Entries shown:
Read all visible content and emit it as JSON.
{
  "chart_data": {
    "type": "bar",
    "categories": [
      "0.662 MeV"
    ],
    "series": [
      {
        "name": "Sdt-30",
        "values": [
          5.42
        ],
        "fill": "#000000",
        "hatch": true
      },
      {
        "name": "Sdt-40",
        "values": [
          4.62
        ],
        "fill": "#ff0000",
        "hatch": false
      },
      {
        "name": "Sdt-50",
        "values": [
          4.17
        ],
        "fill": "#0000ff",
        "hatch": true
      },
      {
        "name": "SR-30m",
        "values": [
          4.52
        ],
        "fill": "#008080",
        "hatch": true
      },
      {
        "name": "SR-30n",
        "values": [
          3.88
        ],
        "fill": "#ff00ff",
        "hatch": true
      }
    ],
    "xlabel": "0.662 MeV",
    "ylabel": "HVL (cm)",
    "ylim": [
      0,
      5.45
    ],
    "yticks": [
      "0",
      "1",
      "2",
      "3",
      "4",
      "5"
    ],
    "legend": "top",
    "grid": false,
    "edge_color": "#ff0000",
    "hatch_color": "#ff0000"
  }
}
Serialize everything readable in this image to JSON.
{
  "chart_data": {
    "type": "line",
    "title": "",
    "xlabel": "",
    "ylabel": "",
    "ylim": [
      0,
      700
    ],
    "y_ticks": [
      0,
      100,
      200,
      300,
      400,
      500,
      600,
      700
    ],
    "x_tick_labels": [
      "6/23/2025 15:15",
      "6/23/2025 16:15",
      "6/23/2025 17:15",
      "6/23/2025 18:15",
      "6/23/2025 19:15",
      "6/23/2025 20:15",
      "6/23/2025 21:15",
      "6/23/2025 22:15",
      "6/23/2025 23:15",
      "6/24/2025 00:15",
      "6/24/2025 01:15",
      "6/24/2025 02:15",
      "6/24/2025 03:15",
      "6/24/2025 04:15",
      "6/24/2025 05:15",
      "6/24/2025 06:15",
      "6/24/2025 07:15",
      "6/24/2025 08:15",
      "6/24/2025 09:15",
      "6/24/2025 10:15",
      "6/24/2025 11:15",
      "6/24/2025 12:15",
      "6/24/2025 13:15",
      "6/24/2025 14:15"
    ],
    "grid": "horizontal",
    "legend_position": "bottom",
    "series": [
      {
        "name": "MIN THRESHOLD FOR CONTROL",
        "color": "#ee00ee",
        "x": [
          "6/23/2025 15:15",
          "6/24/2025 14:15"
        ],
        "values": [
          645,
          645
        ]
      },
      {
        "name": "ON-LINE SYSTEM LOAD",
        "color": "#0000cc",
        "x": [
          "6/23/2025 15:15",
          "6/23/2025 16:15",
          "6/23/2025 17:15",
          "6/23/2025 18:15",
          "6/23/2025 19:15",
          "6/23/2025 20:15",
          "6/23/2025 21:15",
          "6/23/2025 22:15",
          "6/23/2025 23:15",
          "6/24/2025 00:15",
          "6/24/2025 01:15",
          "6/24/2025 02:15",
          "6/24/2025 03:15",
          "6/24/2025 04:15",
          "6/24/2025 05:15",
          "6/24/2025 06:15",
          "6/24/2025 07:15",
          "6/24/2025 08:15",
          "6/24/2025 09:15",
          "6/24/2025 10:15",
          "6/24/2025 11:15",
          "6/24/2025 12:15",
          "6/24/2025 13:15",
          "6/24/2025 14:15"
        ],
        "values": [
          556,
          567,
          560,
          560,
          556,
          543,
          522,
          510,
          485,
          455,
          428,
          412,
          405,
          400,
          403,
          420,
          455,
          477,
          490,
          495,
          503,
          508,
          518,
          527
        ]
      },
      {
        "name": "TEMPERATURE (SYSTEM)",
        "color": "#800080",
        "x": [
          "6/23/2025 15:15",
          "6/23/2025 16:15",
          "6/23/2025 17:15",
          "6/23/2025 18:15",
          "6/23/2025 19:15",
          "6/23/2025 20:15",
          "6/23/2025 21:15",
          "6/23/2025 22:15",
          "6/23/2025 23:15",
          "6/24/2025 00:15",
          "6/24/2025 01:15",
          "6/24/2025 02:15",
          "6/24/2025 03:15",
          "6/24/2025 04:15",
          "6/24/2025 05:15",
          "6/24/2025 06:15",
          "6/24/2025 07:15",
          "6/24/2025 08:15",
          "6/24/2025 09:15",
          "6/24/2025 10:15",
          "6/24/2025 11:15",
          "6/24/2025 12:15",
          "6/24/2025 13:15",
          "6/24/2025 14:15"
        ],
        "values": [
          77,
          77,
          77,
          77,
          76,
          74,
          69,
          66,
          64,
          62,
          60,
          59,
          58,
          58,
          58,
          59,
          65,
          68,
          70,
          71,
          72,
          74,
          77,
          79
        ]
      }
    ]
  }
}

Work to do: Filter the entries above down to the lines containing the word "SYSTEM".

Answer for the task:
        "name": "ON-LINE SYSTEM LOAD",
        "name": "TEMPERATURE (SYSTEM)",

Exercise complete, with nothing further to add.